* begin Data for processing *

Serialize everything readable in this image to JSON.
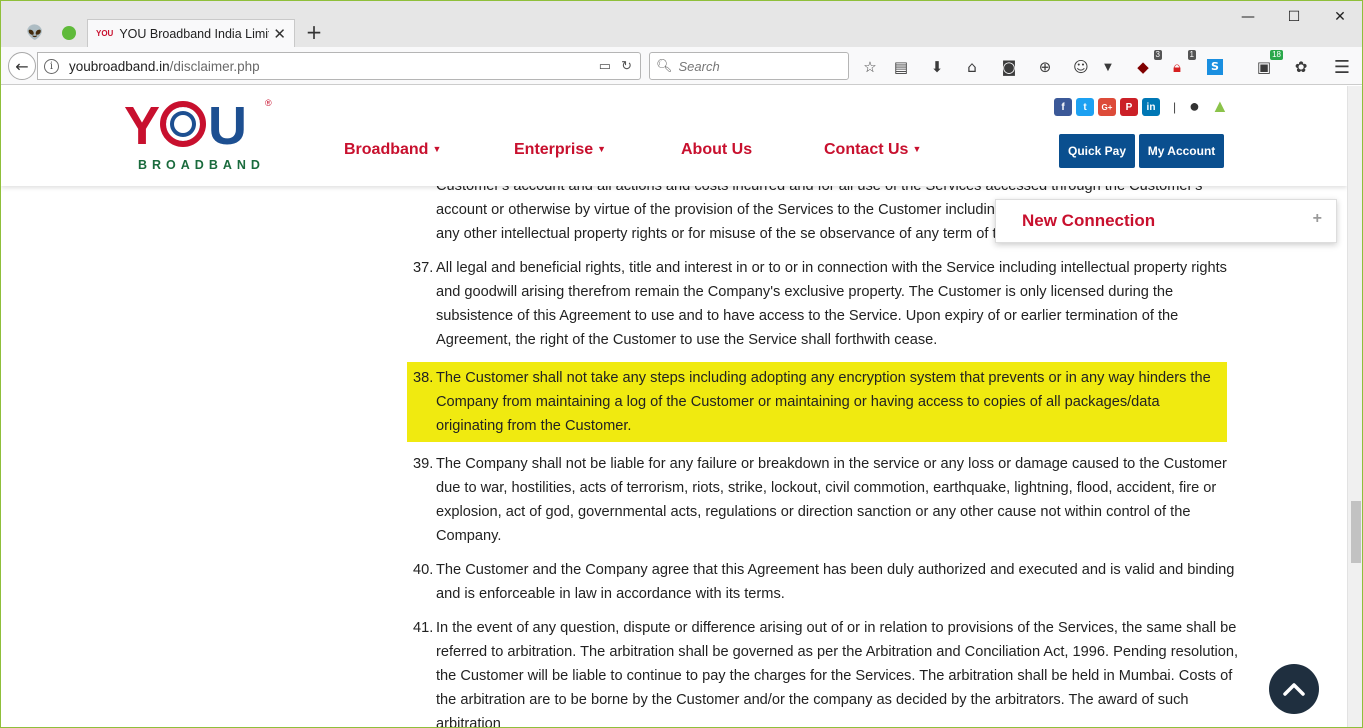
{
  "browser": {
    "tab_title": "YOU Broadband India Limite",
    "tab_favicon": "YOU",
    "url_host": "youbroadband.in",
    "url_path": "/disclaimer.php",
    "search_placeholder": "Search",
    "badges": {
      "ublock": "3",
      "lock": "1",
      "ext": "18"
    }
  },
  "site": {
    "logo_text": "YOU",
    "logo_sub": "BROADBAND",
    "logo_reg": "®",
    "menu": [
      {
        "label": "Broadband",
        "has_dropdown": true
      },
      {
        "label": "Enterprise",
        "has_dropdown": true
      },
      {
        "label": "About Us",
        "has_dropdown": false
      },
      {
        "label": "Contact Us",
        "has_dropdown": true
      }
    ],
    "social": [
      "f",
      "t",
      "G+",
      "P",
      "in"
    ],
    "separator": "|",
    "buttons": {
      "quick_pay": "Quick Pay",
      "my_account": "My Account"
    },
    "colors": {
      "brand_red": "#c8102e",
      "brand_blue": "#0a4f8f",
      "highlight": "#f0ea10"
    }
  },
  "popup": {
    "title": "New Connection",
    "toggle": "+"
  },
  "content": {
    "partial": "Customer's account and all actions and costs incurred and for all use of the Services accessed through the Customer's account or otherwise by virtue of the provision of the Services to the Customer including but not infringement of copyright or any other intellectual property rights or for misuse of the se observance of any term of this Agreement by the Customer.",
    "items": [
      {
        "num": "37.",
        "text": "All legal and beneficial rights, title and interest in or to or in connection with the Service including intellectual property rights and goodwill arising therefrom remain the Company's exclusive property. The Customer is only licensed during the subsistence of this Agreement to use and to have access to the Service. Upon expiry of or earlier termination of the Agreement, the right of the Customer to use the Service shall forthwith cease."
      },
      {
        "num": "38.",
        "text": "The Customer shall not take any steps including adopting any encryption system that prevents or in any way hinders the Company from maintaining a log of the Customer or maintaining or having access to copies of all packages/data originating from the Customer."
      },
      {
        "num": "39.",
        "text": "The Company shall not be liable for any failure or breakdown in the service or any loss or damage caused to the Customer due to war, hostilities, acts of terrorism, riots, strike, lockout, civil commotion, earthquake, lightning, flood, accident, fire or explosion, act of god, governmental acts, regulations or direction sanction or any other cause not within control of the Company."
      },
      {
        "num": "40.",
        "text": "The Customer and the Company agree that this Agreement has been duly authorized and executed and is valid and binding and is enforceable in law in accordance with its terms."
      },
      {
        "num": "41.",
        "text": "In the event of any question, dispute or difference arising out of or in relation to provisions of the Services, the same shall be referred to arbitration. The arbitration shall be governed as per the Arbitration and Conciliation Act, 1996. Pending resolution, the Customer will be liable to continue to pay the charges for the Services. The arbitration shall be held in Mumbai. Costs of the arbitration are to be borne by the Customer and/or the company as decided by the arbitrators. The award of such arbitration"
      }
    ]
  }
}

* end Data for processing *

> The problem
Collect the complete line wherever the string "liable" appears in the records.

> Complete output
        "text": "The Company shall not be liable for any failure or breakdown in the service or any loss or damage caused to the Customer due to war, hostilities, acts of terrorism, riots, strike, lockout, civil commotion, earthquake, lightning, flood, accident, fire or explosion, act of god, governmental acts, regulations or direction sanction or any other cause not within control of the Company."
        "text": "In the event of any question, dispute or difference arising out of or in relation to provisions of the Services, the same shall be referred to arbitration. The arbitration shall be governed as per the Arbitration and Conciliation Act, 1996. Pending resolution, the Customer will be liable to continue to pay the charges for the Services. The arbitration shall be held in Mumbai. Costs of the arbitration are to be borne by the Customer and/or the company as decided by the arbitrators. The award of such arbitration"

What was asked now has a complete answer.